──────── GIVEN DATA

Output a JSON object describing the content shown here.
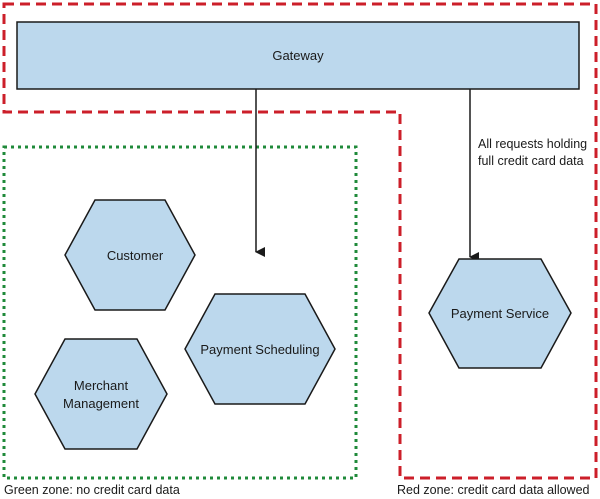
{
  "gateway": {
    "label": "Gateway"
  },
  "services": {
    "customer": "Customer",
    "payment_scheduling": "Payment Scheduling",
    "merchant_management": [
      "Merchant",
      "Management"
    ],
    "payment_service": "Payment Service"
  },
  "arrow_note": [
    "All requests holding",
    "full credit card data"
  ],
  "zones": {
    "green": "Green zone: no credit card data",
    "red": "Red zone: credit card data allowed"
  },
  "colors": {
    "node_fill": "#bcd8ed",
    "node_stroke": "#1a1a1a",
    "red_zone": "#cc1f2a",
    "green_zone": "#1f8a3a",
    "arrow": "#1a1a1a"
  }
}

────────────────

Keep every word of the data as it is when you write it out, but drop the pictures.

Output a JSON object describing the content shown here.
{
  "gateway": {
    "label": "Gateway"
  },
  "services": {
    "customer": "Customer",
    "payment_scheduling": "Payment Scheduling",
    "merchant_management": [
      "Merchant",
      "Management"
    ],
    "payment_service": "Payment Service"
  },
  "arrow_note": [
    "All requests holding",
    "full credit card data"
  ],
  "zones": {
    "green": "Green zone: no credit card data",
    "red": "Red zone: credit card data allowed"
  },
  "colors": {
    "node_fill": "#bcd8ed",
    "node_stroke": "#1a1a1a",
    "red_zone": "#cc1f2a",
    "green_zone": "#1f8a3a",
    "arrow": "#1a1a1a"
  }
}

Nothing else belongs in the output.